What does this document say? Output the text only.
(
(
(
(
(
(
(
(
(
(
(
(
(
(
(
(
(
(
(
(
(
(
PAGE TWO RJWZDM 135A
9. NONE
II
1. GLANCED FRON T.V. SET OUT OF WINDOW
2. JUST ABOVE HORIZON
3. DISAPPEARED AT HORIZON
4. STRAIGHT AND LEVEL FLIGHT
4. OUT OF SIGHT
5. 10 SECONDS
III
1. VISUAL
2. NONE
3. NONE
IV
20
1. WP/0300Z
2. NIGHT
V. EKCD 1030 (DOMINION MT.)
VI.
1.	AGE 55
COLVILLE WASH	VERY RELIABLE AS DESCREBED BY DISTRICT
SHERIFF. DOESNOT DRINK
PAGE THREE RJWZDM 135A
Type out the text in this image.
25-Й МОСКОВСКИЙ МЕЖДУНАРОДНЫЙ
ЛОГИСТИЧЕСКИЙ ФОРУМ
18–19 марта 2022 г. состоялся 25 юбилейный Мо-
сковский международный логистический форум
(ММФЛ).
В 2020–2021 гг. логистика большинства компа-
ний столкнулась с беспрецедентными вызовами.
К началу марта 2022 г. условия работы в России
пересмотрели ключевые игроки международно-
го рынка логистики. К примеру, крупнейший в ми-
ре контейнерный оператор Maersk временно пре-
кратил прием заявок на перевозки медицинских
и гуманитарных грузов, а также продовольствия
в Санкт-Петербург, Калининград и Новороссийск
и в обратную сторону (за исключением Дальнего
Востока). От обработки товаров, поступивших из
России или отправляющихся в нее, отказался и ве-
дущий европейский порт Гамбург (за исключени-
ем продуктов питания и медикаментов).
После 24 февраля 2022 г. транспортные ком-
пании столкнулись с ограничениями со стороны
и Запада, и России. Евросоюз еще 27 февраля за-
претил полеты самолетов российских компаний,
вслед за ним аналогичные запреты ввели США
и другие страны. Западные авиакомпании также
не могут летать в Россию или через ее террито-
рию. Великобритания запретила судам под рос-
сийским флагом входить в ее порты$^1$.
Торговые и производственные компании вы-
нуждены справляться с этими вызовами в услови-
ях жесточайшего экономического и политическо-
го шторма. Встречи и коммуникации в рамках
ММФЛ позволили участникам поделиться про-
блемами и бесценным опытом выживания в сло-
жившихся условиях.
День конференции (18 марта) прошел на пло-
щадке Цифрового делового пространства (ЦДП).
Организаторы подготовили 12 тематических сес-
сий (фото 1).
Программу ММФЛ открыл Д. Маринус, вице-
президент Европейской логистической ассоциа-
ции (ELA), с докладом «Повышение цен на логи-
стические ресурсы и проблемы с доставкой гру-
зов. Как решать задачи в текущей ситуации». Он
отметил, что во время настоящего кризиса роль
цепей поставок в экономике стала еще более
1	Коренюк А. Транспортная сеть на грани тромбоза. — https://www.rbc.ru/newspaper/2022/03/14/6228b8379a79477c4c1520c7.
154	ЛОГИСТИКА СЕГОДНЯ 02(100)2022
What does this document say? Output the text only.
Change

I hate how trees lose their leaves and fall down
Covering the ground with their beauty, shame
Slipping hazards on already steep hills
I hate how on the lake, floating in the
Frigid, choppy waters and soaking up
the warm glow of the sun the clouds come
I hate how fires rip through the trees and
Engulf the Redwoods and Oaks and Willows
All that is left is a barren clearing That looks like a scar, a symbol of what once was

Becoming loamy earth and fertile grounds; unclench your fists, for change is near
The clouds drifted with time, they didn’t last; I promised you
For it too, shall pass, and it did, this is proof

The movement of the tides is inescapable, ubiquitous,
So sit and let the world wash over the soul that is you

**Problem requirements:** Within the data above, count the lines that contain the string "России"; the reply is the number alone.

**Solution to the problem:** 3